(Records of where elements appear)
>>>>>
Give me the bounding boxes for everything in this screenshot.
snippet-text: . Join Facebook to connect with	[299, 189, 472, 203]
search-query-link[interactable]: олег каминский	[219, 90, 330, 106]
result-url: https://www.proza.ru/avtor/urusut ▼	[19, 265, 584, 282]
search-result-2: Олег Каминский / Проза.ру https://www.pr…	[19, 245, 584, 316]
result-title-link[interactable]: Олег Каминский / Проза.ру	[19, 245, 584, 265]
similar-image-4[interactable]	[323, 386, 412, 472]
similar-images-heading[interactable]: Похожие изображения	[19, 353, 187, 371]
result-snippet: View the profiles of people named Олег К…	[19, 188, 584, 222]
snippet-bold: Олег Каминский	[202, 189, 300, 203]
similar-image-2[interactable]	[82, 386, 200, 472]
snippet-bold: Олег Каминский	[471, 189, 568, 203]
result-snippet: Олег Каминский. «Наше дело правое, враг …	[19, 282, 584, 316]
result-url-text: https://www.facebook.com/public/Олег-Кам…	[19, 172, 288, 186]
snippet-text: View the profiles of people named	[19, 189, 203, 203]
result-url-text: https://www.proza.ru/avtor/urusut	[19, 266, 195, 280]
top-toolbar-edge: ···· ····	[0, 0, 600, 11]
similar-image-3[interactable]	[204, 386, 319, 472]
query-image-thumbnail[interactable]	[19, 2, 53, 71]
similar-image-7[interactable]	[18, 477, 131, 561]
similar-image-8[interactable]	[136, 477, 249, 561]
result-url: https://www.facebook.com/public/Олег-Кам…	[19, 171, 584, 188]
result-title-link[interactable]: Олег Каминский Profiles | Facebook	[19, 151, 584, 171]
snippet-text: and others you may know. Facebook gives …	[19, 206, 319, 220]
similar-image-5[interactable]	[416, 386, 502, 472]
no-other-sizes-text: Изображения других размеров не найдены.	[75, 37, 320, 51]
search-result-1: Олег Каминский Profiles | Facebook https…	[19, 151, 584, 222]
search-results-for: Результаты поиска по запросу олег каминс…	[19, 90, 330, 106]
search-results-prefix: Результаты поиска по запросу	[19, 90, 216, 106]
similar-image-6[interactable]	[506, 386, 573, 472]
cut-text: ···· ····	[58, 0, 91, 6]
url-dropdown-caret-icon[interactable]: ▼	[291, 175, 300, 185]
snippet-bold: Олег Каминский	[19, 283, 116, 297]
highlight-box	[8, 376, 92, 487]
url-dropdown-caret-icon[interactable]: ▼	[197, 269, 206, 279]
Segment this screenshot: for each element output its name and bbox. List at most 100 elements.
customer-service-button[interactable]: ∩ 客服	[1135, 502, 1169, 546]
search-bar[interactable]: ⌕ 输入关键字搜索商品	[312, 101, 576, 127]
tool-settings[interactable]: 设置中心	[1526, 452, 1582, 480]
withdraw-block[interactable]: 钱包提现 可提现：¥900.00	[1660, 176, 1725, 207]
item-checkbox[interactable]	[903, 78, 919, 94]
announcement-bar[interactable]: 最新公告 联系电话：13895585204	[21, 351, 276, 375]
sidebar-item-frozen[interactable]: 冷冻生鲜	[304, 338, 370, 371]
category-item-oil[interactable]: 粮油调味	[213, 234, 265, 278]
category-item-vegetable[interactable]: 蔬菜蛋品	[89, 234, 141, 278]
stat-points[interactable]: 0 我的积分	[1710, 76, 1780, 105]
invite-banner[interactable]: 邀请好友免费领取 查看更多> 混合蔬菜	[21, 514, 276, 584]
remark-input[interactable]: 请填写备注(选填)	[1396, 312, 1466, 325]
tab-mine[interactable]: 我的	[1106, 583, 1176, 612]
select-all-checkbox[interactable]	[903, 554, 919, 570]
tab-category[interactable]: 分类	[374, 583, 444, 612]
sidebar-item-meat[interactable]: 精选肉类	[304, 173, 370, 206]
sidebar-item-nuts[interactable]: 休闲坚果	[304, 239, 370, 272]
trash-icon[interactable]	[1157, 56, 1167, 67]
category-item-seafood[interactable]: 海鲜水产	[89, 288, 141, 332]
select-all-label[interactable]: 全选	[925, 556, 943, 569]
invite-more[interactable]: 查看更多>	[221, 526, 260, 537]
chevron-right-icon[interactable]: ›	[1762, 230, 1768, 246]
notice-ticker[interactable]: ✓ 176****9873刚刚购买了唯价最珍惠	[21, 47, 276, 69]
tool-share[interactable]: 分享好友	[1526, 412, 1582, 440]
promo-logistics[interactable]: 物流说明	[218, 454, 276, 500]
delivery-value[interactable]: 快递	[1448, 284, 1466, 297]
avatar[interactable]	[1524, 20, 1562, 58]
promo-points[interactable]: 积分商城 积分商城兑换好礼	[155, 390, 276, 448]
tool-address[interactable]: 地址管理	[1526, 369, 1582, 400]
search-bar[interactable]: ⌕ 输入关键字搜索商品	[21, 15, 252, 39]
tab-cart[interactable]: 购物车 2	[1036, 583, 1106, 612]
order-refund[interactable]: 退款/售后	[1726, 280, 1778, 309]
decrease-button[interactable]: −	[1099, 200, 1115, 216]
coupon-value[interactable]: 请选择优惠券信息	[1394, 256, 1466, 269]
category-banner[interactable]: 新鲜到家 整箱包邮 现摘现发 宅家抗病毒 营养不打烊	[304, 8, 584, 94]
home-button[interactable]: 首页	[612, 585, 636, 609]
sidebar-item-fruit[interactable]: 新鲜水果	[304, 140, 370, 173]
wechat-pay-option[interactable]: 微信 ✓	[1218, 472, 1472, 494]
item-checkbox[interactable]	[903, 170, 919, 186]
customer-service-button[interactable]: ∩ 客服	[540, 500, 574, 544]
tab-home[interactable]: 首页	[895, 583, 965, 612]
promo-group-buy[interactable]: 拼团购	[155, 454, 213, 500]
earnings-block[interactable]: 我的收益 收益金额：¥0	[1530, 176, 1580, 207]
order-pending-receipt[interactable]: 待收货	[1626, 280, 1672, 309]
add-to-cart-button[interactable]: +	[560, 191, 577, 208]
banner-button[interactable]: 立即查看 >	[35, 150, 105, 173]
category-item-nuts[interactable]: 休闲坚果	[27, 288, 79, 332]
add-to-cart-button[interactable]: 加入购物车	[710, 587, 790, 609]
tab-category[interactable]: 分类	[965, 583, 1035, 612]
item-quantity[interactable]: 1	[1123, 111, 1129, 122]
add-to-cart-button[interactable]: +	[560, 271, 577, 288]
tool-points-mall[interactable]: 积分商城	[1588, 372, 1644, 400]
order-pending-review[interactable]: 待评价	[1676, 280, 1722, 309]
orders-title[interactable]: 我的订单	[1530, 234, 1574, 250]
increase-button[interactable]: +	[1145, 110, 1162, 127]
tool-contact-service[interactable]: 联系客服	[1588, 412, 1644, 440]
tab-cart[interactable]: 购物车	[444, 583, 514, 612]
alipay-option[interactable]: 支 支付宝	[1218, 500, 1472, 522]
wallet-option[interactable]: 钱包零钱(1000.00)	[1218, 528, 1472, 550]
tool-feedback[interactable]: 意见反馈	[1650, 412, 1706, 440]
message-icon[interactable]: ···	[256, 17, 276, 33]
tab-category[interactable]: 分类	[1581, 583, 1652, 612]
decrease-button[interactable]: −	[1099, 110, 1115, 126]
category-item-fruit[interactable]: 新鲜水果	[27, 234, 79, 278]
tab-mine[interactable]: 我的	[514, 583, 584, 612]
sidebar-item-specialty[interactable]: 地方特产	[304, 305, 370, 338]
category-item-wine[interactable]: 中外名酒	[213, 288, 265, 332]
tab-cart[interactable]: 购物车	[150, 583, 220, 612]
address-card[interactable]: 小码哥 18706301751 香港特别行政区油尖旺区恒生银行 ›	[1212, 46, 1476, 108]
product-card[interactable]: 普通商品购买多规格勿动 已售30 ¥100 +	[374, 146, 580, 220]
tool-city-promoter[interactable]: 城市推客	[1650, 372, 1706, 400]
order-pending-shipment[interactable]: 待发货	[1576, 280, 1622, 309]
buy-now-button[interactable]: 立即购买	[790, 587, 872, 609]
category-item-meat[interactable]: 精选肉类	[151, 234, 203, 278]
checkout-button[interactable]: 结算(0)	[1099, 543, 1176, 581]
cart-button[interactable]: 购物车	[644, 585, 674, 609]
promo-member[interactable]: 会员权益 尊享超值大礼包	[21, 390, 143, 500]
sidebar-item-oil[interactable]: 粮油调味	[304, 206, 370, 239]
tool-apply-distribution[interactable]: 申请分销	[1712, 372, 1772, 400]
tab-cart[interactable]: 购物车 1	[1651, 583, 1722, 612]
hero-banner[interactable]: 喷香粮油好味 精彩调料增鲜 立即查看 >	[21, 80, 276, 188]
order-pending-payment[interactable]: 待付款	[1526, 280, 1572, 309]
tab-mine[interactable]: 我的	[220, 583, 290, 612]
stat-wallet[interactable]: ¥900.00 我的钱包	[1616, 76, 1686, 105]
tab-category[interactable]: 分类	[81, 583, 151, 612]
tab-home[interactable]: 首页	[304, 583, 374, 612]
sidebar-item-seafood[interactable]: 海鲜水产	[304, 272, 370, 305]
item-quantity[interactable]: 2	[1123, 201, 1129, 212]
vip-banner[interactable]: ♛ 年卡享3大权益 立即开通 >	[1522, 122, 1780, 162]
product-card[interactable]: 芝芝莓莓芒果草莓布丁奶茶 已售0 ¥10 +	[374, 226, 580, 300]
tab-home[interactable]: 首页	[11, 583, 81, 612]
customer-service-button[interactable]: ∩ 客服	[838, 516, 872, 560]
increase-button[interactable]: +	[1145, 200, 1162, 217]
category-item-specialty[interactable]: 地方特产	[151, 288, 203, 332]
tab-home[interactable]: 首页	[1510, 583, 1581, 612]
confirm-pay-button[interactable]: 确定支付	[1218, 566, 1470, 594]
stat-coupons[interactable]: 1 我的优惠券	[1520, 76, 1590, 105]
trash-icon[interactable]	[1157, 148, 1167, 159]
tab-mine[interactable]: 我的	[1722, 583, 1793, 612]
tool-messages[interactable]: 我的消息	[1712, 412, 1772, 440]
<<<<<
▶ _THE REQUEST_
Retype the records from their first line through the line containing "265, 584, 282]", inclusive, keeping every character unchanged.

▶ _RESULT OF THIS EXERCISE_
Give me the bounding boxes for everything in this screenshot.
snippet-text: . Join Facebook to connect with	[299, 189, 472, 203]
search-query-link[interactable]: олег каминский	[219, 90, 330, 106]
result-url: https://www.proza.ru/avtor/urusut ▼	[19, 265, 584, 282]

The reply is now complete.